Start of Given information

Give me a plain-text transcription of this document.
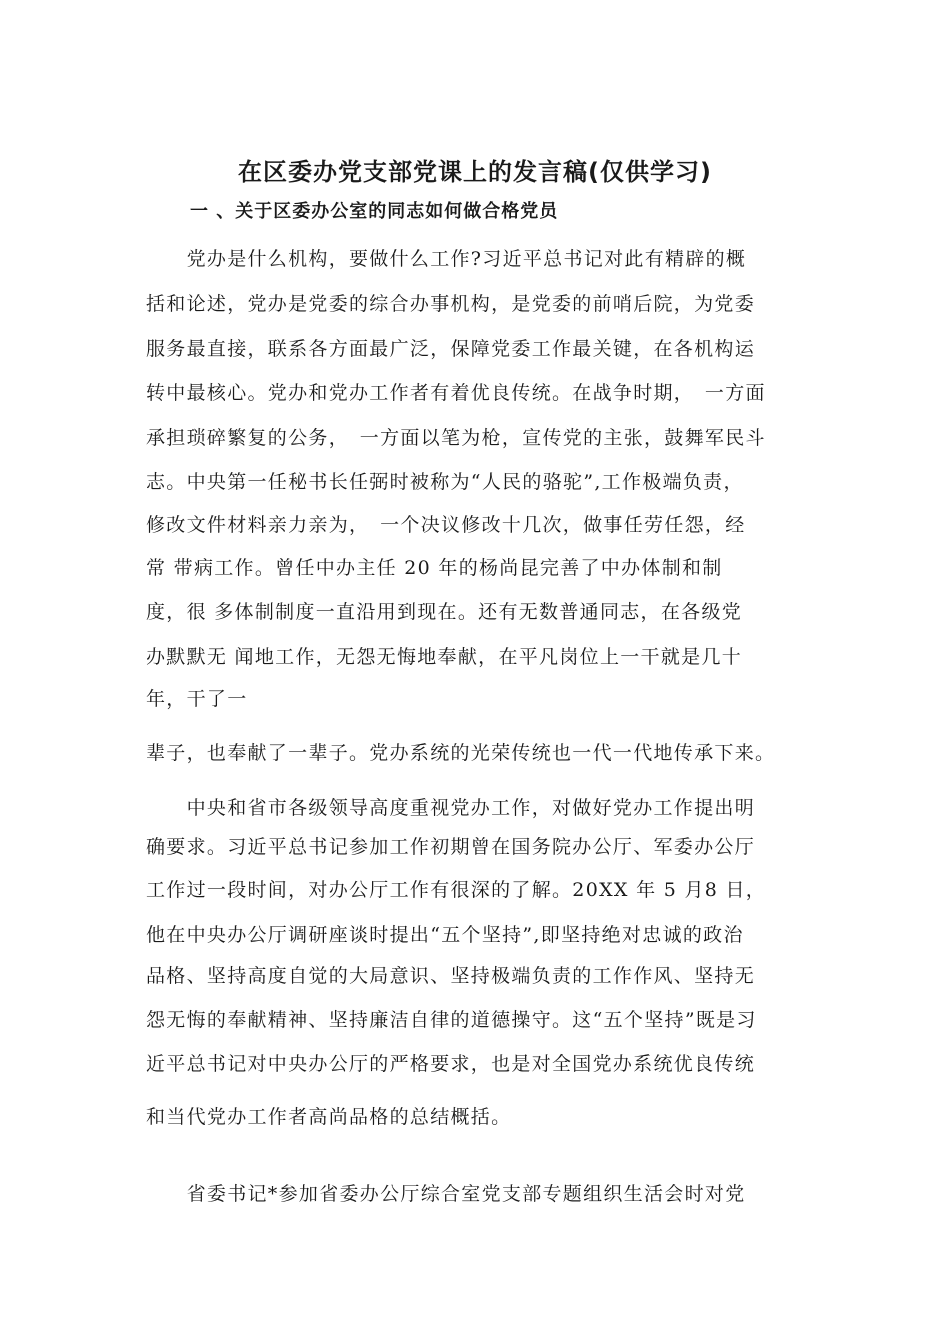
在区委办党支部党课上的发言稿(仅供学习)
一 、关于区委办公室的同志如何做合格党员
　　党办是什么机构，要做什么工作?习近平总书记对此有精辟的概
括和论述，党办是党委的综合办事机构，是党委的前哨后院，为党委
服务最直接，联系各方面最广泛，保障党委工作最关键，在各机构运
转中最核心。党办和党办工作者有着优良传统。在战争时期，　一方面
承担琐碎繁复的公务，　一方面以笔为枪，宣传党的主张，鼓舞军民斗
志。中央第一任秘书长任弼时被称为“人民的骆驼”,工作极端负责，
修改文件材料亲力亲为，　一个决议修改十几次，做事任劳任怨，经
常 带病工作。曾任中办主任 20 年的杨尚昆完善了中办体制和制
度，很 多体制制度一直沿用到现在。还有无数普通同志，在各级党
办默默无 闻地工作，无怨无悔地奉献，在平凡岗位上一干就是几十
年，干了一
辈子，也奉献了一辈子。党办系统的光荣传统也一代一代地传承下来。
　　中央和省市各级领导高度重视党办工作，对做好党办工作提出明
确要求。习近平总书记参加工作初期曾在国务院办公厅、军委办公厅
工作过一段时间，对办公厅工作有很深的了解。20XX 年 5 月8 日，
他在中央办公厅调研座谈时提出“五个坚持”,即坚持绝对忠诚的政治
品格、坚持高度自觉的大局意识、坚持极端负责的工作作风、坚持无
怨无悔的奉献精神、坚持廉洁自律的道德操守。这“五个坚持”既是习
近平总书记对中央办公厅的严格要求，也是对全国党办系统优良传统
和当代党办工作者高尚品格的总结概括。
　　省委书记*参加省委办公厅综合室党支部专题组织生活会时对党
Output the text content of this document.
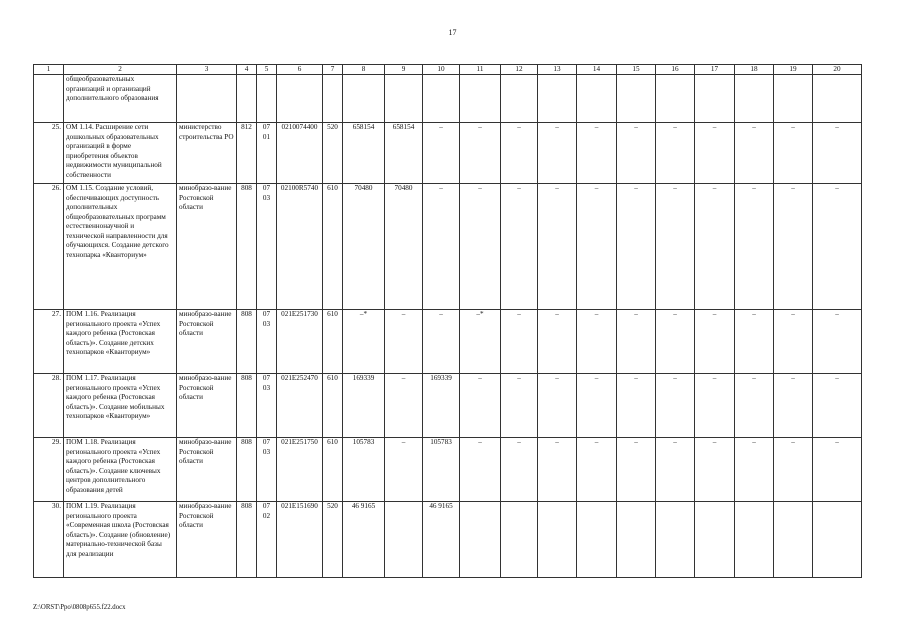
17
1	2	3	4	5	6	7	8	9	10	11	12	13	14	15	16	17	18	19	20
	общеобразовательных организаций и организаций дополнительного образования																		
25.	ОМ 1.14. Расширение сети дошкольных образовательных организаций в форме приобретения объектов недвижимости муниципальной собственности	министерство строительства РО	812	07 01	0210074400	520	658154	658154	–	–	–	–	–	–	–	–	–	–	–
26.	ОМ 1.15. Создание условий, обеспечивающих доступность дополнительных общеобразовательных программ естественнонаучной и технической направленности для обучающихся. Создание детского технопарка «Кванториум»	минобразо-вание Ростовской области	808	07 03	02100R5740	610	70480	70480	–	–	–	–	–	–	–	–	–	–	–
27.	ПОМ 1.16. Реализация регионального проекта «Успех каждого ребенка (Ростовская область)». Создание детских технопарков «Кванториум»	минобразо-вание Ростовской области	808	07 03	021E251730	610	–*	–	–	–*	–	–	–	–	–	–	–	–	–
28.	ПОМ 1.17. Реализация регионального проекта «Успех каждого ребенка (Ростовская область)». Создание мобильных технопарков «Кванториум»	минобразо-вание Ростовской области	808	07 03	021E252470	610	169339	–	169339	–	–	–	–	–	–	–	–	–	–
29.	ПОМ 1.18. Реализация регионального проекта «Успех каждого ребенка (Ростовская область)». Создание ключевых центров дополнительного образования детей	минобразо-вание Ростовской области	808	07 03	021E251750	610	105783	–	105783	–	–	–	–	–	–	–	–	–	–
30.	ПОМ 1.19. Реализация регионального проекта «Современная школа (Ростовская область)». Создание (обновление) материально-технической базы для реализации	минобразо-вание Ростовской области	808	07 02	021Е151690	520	46 9165		46 9165										
Z:\ORST\Ppo\0808p655.f22.docx
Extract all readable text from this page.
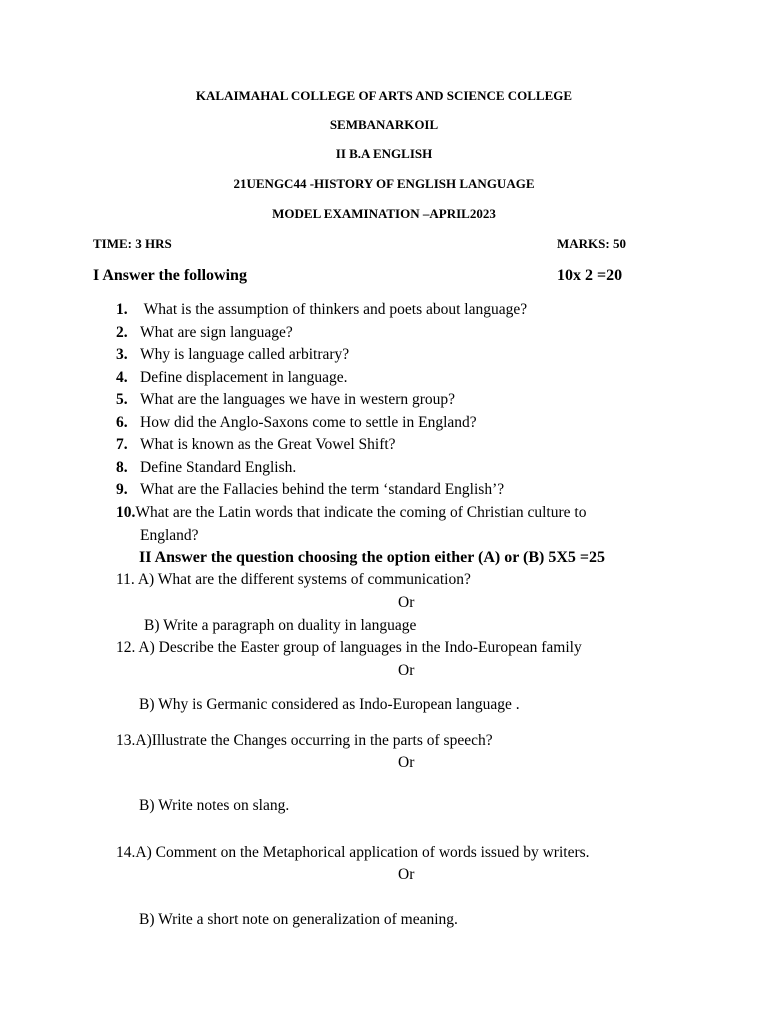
KALAIMAHAL COLLEGE OF ARTS AND SCIENCE COLLEGE
SEMBANARKOIL
II B.A ENGLISH
21UENGC44 -HISTORY OF ENGLISH LANGUAGE
MODEL EXAMINATION –APRIL2023
TIME: 3 HRS	MARKS: 50
I Answer the following	10x 2 =20
1. What is the assumption of thinkers and poets about language?
2. What are sign language?
3. Why is language called arbitrary?
4. Define displacement in language.
5. What are the languages we have in western group?
6. How did the Anglo-Saxons come to settle in England?
7. What is known as the Great Vowel Shift?
8. Define Standard English.
9. What are the Fallacies behind the term ‘standard English’?
10.What are the Latin words that indicate the coming of Christian culture to
England?
II Answer the question choosing the option either (A) or (B) 5X5 =25
11. A) What are the different systems of communication?
Or
B) Write a paragraph on duality in language
12. A) Describe the Easter group of languages in the Indo-European family
Or
B) Why is Germanic considered as Indo-European language .
13.A)Illustrate the Changes occurring in the parts of speech?
Or
B) Write notes on slang.
14.A) Comment on the Metaphorical application of words issued by writers.
Or
B) Write a short note on generalization of meaning.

End of Given information

= Requirement =
Gather up every line in the data above that contains the word "Indo", copying each one.

= Correct answer =
12. A) Describe the Easter group of languages in the Indo-European family
B) Why is Germanic considered as Indo-European language .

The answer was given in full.